- Supplied data
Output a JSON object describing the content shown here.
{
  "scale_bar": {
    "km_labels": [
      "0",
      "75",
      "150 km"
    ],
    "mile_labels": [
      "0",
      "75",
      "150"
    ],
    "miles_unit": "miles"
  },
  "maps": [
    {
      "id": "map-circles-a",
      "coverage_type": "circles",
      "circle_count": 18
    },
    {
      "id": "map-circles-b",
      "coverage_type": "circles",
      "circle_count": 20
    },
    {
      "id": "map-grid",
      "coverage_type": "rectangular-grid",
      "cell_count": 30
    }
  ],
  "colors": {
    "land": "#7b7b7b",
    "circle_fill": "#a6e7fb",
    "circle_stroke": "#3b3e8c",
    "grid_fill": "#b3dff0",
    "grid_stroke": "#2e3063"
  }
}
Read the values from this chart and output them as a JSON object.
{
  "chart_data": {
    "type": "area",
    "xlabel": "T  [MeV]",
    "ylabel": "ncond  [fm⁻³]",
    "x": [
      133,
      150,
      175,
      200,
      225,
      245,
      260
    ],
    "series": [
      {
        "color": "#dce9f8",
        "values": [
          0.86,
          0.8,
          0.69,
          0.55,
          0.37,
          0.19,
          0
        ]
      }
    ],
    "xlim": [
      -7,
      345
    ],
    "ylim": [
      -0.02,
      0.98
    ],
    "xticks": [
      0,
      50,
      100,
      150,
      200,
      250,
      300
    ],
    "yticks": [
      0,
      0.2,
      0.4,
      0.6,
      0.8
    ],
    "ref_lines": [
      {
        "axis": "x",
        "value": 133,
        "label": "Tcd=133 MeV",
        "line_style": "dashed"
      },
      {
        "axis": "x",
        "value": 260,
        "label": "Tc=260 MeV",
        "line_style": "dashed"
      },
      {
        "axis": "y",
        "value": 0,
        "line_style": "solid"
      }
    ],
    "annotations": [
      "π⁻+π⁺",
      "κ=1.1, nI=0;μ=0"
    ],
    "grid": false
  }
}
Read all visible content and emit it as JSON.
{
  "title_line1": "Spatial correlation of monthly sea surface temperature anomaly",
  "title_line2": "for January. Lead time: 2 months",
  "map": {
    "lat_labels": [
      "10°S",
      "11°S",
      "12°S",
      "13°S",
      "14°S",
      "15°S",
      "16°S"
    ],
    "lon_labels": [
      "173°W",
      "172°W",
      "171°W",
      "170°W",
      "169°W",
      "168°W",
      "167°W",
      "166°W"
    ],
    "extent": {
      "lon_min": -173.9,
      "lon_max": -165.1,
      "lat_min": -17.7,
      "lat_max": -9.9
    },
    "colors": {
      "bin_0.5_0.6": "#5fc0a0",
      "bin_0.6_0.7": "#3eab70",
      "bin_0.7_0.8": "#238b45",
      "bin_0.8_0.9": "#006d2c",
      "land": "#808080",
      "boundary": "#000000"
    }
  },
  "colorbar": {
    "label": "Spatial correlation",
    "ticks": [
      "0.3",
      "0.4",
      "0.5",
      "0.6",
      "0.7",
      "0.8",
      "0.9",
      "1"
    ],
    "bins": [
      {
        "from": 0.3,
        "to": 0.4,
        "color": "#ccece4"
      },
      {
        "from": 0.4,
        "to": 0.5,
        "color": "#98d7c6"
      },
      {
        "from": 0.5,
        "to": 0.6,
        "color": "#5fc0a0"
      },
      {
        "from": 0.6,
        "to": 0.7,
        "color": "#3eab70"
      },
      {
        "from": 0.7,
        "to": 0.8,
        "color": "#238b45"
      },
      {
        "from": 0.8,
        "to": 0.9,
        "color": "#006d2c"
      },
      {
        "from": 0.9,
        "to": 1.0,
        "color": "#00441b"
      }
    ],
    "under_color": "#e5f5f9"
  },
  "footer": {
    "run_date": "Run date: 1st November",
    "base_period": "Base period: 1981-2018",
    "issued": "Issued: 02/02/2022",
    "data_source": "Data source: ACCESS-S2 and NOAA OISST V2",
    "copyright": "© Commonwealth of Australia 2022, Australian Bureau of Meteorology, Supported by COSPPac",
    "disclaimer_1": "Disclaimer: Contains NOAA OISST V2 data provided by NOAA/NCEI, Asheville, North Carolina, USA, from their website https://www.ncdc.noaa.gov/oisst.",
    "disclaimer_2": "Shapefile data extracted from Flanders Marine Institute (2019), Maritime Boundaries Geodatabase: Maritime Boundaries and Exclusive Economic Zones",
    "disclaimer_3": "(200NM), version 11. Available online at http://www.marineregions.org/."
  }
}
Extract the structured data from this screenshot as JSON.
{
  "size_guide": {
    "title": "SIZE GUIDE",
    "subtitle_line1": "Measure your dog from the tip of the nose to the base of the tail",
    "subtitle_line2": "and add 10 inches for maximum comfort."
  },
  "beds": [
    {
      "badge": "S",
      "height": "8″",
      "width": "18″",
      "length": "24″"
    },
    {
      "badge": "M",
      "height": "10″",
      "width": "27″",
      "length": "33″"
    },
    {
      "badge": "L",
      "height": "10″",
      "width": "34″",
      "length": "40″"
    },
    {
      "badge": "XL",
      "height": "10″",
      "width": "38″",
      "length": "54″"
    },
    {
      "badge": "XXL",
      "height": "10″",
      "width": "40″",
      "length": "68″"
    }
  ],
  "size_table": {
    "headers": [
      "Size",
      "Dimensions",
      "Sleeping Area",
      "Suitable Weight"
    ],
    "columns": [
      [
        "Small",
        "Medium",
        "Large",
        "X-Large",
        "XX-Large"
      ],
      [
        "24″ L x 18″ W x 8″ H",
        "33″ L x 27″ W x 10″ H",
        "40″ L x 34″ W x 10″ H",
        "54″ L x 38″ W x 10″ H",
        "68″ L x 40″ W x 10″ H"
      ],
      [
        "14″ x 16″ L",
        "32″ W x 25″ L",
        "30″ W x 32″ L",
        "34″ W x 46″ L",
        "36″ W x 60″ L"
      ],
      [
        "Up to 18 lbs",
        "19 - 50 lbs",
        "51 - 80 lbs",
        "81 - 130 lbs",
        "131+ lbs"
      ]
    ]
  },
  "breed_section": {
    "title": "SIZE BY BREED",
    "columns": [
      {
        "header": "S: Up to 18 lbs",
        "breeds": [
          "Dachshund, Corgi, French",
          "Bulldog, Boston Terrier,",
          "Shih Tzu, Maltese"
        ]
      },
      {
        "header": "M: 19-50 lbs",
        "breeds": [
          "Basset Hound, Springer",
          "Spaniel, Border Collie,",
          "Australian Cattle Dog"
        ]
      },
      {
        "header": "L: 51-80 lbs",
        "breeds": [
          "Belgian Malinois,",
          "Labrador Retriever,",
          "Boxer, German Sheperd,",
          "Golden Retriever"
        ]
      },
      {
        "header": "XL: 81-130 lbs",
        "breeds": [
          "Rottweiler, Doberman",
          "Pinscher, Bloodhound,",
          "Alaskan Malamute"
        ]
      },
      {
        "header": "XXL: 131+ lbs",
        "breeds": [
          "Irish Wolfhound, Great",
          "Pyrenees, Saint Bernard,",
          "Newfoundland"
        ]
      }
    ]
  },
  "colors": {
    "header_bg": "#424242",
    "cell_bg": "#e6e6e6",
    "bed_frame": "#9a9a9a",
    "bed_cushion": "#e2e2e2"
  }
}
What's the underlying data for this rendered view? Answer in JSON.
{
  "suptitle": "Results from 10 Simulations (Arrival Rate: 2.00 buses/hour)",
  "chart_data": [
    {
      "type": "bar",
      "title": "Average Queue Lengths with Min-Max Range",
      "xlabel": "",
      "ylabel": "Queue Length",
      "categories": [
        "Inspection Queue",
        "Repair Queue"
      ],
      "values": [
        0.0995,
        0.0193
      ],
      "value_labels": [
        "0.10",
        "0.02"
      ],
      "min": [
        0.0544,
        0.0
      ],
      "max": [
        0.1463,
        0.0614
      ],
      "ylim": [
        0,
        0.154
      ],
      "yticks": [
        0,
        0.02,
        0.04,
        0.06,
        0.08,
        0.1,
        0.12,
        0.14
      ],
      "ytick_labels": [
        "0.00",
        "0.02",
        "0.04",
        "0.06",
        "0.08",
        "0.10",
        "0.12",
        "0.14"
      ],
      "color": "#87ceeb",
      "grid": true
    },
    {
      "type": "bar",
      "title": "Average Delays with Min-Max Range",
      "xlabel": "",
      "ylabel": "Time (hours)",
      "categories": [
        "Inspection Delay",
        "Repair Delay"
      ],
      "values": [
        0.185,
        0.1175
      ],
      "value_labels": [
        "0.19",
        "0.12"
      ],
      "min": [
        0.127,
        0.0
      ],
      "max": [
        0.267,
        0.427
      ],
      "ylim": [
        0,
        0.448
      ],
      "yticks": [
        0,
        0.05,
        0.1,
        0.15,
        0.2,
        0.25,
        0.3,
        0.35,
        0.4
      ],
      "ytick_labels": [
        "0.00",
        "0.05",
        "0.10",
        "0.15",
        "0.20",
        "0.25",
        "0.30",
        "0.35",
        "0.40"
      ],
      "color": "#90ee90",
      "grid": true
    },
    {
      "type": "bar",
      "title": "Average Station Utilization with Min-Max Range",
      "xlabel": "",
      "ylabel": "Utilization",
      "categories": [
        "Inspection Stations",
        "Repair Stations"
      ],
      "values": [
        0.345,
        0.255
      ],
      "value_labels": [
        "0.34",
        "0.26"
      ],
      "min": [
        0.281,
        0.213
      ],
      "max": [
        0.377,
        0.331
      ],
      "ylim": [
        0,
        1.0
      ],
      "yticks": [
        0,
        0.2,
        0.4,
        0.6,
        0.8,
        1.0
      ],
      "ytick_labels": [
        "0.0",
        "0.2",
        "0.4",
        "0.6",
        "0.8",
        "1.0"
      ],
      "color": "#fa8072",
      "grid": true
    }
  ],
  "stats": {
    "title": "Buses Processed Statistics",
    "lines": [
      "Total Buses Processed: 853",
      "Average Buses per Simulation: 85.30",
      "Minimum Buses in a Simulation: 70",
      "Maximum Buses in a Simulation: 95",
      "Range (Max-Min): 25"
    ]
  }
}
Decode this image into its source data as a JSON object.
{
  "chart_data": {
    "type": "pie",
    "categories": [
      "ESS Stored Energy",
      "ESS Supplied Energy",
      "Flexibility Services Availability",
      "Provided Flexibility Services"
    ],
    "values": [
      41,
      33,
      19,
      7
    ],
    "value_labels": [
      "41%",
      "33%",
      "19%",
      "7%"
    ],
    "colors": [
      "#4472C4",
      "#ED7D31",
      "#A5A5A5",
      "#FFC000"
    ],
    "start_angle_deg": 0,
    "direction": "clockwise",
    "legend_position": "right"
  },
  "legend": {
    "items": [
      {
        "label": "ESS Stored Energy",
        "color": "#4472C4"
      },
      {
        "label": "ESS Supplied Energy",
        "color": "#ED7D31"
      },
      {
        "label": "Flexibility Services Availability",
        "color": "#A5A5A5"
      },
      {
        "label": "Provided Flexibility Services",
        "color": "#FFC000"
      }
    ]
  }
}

- To do
Among the entries, how many lines include the word "Inspection"? Answer with a single number and nothing further.

- Reply to the exercise
3